**Exercise**
Restate all the material verbatim, except for the pictures.

**Material provided**
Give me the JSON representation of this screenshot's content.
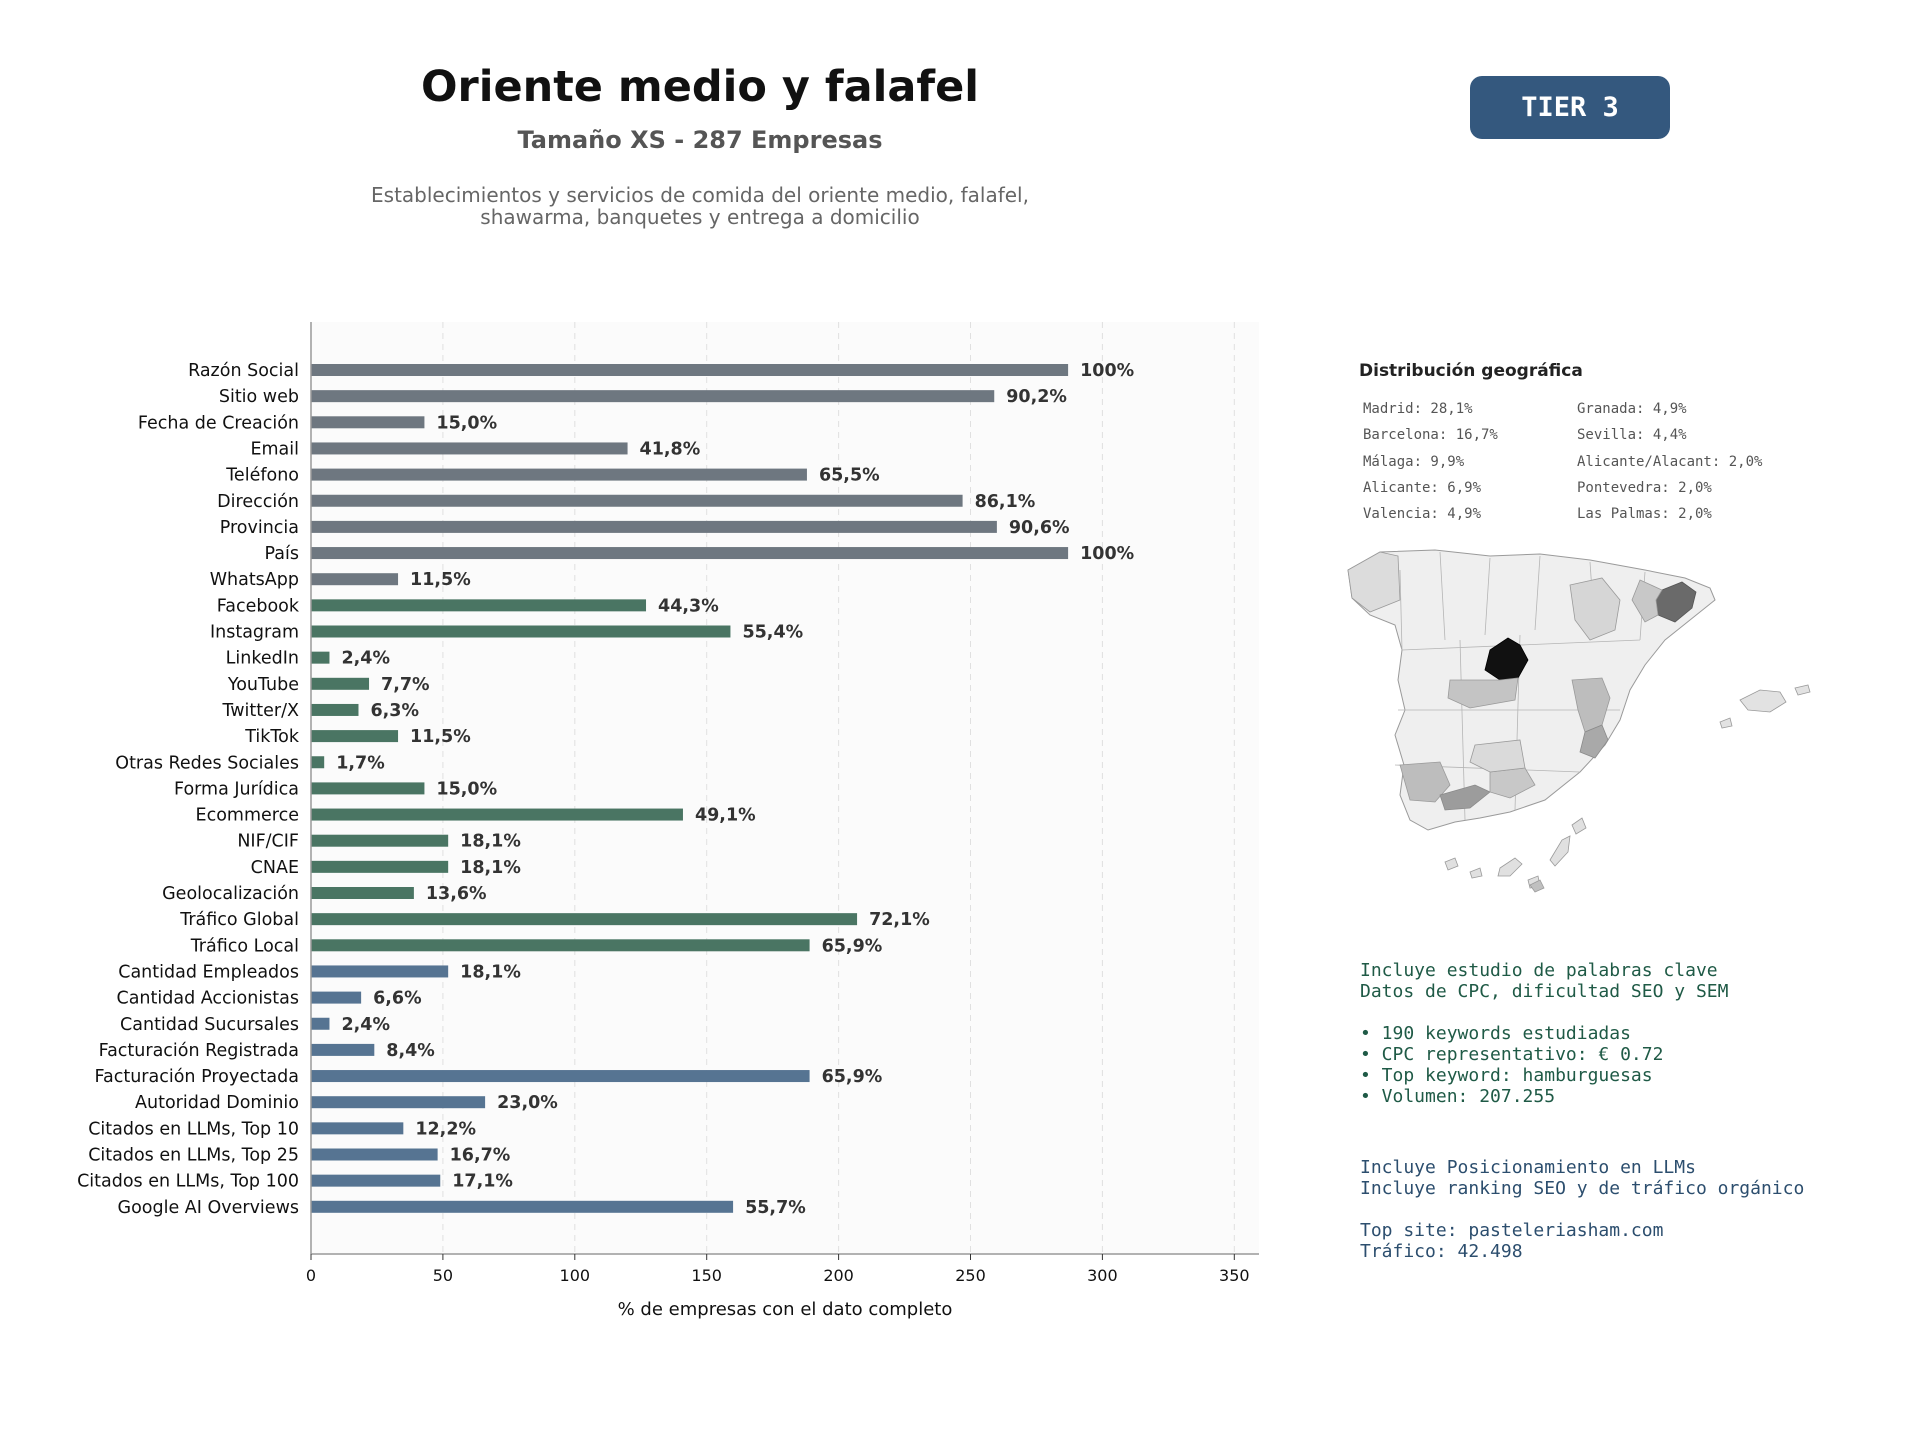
{
  "header": {
    "title": "Oriente medio y falafel",
    "subtitle": "Tamaño XS - 287 Empresas",
    "description_line1": "Establecimientos y servicios de comida del oriente medio, falafel,",
    "description_line2": "shawarma, banquetes y entrega a domicilio",
    "tier": "TIER 3"
  },
  "chart_data": {
    "type": "bar",
    "orientation": "horizontal",
    "xlabel": "% de empresas con el dato completo",
    "xlim": [
      0,
      360
    ],
    "xticks": [
      0,
      50,
      100,
      150,
      200,
      250,
      300,
      350
    ],
    "grid": "vertical dashed",
    "total": 287,
    "colors": {
      "group1": "#6e7780",
      "group2": "#4a7563",
      "group3": "#567492"
    },
    "categories": [
      "Razón Social",
      "Sitio web",
      "Fecha de Creación",
      "Email",
      "Teléfono",
      "Dirección",
      "Provincia",
      "País",
      "WhatsApp",
      "Facebook",
      "Instagram",
      "LinkedIn",
      "YouTube",
      "Twitter/X",
      "TikTok",
      "Otras Redes Sociales",
      "Forma Jurídica",
      "Ecommerce",
      "NIF/CIF",
      "CNAE",
      "Geolocalización",
      "Tráfico Global",
      "Tráfico Local",
      "Cantidad Empleados",
      "Cantidad Accionistas",
      "Cantidad Sucursales",
      "Facturación Registrada",
      "Facturación Proyectada",
      "Autoridad Dominio",
      "Citados en LLMs, Top 10",
      "Citados en LLMs, Top 25",
      "Citados en LLMs, Top 100",
      "Google AI Overviews"
    ],
    "values": [
      287,
      259,
      43,
      120,
      188,
      247,
      260,
      287,
      33,
      127,
      159,
      7,
      22,
      18,
      33,
      5,
      43,
      141,
      52,
      52,
      39,
      207,
      189,
      52,
      19,
      7,
      24,
      189,
      66,
      35,
      48,
      49,
      160
    ],
    "labels": [
      "100%",
      "90,2%",
      "15,0%",
      "41,8%",
      "65,5%",
      "86,1%",
      "90,6%",
      "100%",
      "11,5%",
      "44,3%",
      "55,4%",
      "2,4%",
      "7,7%",
      "6,3%",
      "11,5%",
      "1,7%",
      "15,0%",
      "49,1%",
      "18,1%",
      "18,1%",
      "13,6%",
      "72,1%",
      "65,9%",
      "18,1%",
      "6,6%",
      "2,4%",
      "8,4%",
      "65,9%",
      "23,0%",
      "12,2%",
      "16,7%",
      "17,1%",
      "55,7%"
    ],
    "groups": [
      1,
      1,
      1,
      1,
      1,
      1,
      1,
      1,
      1,
      2,
      2,
      2,
      2,
      2,
      2,
      2,
      2,
      2,
      2,
      2,
      2,
      2,
      2,
      3,
      3,
      3,
      3,
      3,
      3,
      3,
      3,
      3,
      3
    ]
  },
  "geo": {
    "title": "Distribución geográfica",
    "col1": [
      "Madrid: 28,1%",
      "Barcelona: 16,7%",
      "Málaga: 9,9%",
      "Alicante: 6,9%",
      "Valencia: 4,9%"
    ],
    "col2": [
      "Granada: 4,9%",
      "Sevilla: 4,4%",
      "Alicante/Alacant: 2,0%",
      "Pontevedra: 2,0%",
      "Las Palmas: 2,0%"
    ]
  },
  "seo": {
    "line1": "Incluye estudio de palabras clave",
    "line2": "Datos de CPC, dificultad SEO y SEM",
    "bullet1": "• 190 keywords estudiadas",
    "bullet2": "• CPC representativo: € 0.72",
    "bullet3": "• Top keyword: hamburguesas",
    "bullet4": "• Volumen: 207.255"
  },
  "llm": {
    "line1": "Incluye Posicionamiento en LLMs",
    "line2": "Incluye ranking SEO y de tráfico orgánico",
    "top_site": "Top site: pasteleriasham.com",
    "traffic": "Tráfico: 42.498"
  }
}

**Response below**
Give me the JSON representation of this screenshot's content.
{
  "header": {
    "title": "Oriente medio y falafel",
    "subtitle": "Tamaño XS - 287 Empresas",
    "description_line1": "Establecimientos y servicios de comida del oriente medio, falafel,",
    "description_line2": "shawarma, banquetes y entrega a domicilio",
    "tier": "TIER 3"
  },
  "chart_data": {
    "type": "bar",
    "orientation": "horizontal",
    "xlabel": "% de empresas con el dato completo",
    "xlim": [
      0,
      360
    ],
    "xticks": [
      0,
      50,
      100,
      150,
      200,
      250,
      300,
      350
    ],
    "grid": "vertical dashed",
    "total": 287,
    "colors": {
      "group1": "#6e7780",
      "group2": "#4a7563",
      "group3": "#567492"
    },
    "categories": [
      "Razón Social",
      "Sitio web",
      "Fecha de Creación",
      "Email",
      "Teléfono",
      "Dirección",
      "Provincia",
      "País",
      "WhatsApp",
      "Facebook",
      "Instagram",
      "LinkedIn",
      "YouTube",
      "Twitter/X",
      "TikTok",
      "Otras Redes Sociales",
      "Forma Jurídica",
      "Ecommerce",
      "NIF/CIF",
      "CNAE",
      "Geolocalización",
      "Tráfico Global",
      "Tráfico Local",
      "Cantidad Empleados",
      "Cantidad Accionistas",
      "Cantidad Sucursales",
      "Facturación Registrada",
      "Facturación Proyectada",
      "Autoridad Dominio",
      "Citados en LLMs, Top 10",
      "Citados en LLMs, Top 25",
      "Citados en LLMs, Top 100",
      "Google AI Overviews"
    ],
    "values": [
      287,
      259,
      43,
      120,
      188,
      247,
      260,
      287,
      33,
      127,
      159,
      7,
      22,
      18,
      33,
      5,
      43,
      141,
      52,
      52,
      39,
      207,
      189,
      52,
      19,
      7,
      24,
      189,
      66,
      35,
      48,
      49,
      160
    ],
    "labels": [
      "100%",
      "90,2%",
      "15,0%",
      "41,8%",
      "65,5%",
      "86,1%",
      "90,6%",
      "100%",
      "11,5%",
      "44,3%",
      "55,4%",
      "2,4%",
      "7,7%",
      "6,3%",
      "11,5%",
      "1,7%",
      "15,0%",
      "49,1%",
      "18,1%",
      "18,1%",
      "13,6%",
      "72,1%",
      "65,9%",
      "18,1%",
      "6,6%",
      "2,4%",
      "8,4%",
      "65,9%",
      "23,0%",
      "12,2%",
      "16,7%",
      "17,1%",
      "55,7%"
    ],
    "groups": [
      1,
      1,
      1,
      1,
      1,
      1,
      1,
      1,
      1,
      2,
      2,
      2,
      2,
      2,
      2,
      2,
      2,
      2,
      2,
      2,
      2,
      2,
      2,
      3,
      3,
      3,
      3,
      3,
      3,
      3,
      3,
      3,
      3
    ]
  },
  "geo": {
    "title": "Distribución geográfica",
    "col1": [
      "Madrid: 28,1%",
      "Barcelona: 16,7%",
      "Málaga: 9,9%",
      "Alicante: 6,9%",
      "Valencia: 4,9%"
    ],
    "col2": [
      "Granada: 4,9%",
      "Sevilla: 4,4%",
      "Alicante/Alacant: 2,0%",
      "Pontevedra: 2,0%",
      "Las Palmas: 2,0%"
    ]
  },
  "seo": {
    "line1": "Incluye estudio de palabras clave",
    "line2": "Datos de CPC, dificultad SEO y SEM",
    "bullet1": "• 190 keywords estudiadas",
    "bullet2": "• CPC representativo: € 0.72",
    "bullet3": "• Top keyword: hamburguesas",
    "bullet4": "• Volumen: 207.255"
  },
  "llm": {
    "line1": "Incluye Posicionamiento en LLMs",
    "line2": "Incluye ranking SEO y de tráfico orgánico",
    "top_site": "Top site: pasteleriasham.com",
    "traffic": "Tráfico: 42.498"
  }
}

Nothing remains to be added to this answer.